- The data
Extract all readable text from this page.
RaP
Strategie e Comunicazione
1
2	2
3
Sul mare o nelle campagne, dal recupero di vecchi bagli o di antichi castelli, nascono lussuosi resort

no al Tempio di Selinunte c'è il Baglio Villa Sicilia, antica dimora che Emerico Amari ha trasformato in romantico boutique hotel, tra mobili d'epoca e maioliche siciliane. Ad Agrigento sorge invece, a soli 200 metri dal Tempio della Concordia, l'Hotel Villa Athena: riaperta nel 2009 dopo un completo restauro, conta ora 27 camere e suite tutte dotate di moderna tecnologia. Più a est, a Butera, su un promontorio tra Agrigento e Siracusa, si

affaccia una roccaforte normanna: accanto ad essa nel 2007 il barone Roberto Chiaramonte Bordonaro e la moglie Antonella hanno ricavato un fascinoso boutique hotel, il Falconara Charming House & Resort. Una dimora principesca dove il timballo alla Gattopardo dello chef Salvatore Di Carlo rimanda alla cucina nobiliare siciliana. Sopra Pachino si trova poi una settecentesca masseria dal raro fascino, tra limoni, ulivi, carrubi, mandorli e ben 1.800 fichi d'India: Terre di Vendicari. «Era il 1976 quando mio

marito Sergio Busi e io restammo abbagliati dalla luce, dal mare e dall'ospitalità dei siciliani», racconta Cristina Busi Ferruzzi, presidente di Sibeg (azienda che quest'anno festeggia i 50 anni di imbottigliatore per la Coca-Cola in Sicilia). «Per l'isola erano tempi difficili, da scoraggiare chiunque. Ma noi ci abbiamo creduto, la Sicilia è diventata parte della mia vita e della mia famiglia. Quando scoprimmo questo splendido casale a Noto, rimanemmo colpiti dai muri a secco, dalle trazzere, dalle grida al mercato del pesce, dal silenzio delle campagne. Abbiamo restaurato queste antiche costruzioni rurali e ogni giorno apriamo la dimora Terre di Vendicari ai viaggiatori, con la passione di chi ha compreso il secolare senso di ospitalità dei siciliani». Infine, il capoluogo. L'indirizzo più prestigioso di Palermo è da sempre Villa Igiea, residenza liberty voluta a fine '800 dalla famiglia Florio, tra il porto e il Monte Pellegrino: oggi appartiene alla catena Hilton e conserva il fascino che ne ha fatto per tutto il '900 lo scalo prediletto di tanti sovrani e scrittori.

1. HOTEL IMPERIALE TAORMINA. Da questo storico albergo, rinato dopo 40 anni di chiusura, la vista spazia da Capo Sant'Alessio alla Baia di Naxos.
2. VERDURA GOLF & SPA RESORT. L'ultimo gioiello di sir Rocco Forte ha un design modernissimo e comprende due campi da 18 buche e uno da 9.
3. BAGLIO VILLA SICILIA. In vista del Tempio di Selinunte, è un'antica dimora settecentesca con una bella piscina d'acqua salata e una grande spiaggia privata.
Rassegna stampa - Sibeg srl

- Task instructions
Copy every line of the material in which the word "vista" occurs.

- Response to the task
1. HOTEL IMPERIALE TAORMINA. Da questo storico albergo, rinato dopo 40 anni di chiusura, la vista spazia da Capo Sant'Alessio alla Baia di Naxos.
3. BAGLIO VILLA SICILIA. In vista del Tempio di Selinunte, è un'antica dimora settecentesca con una bella piscina d'acqua salata e una grande spiaggia privata.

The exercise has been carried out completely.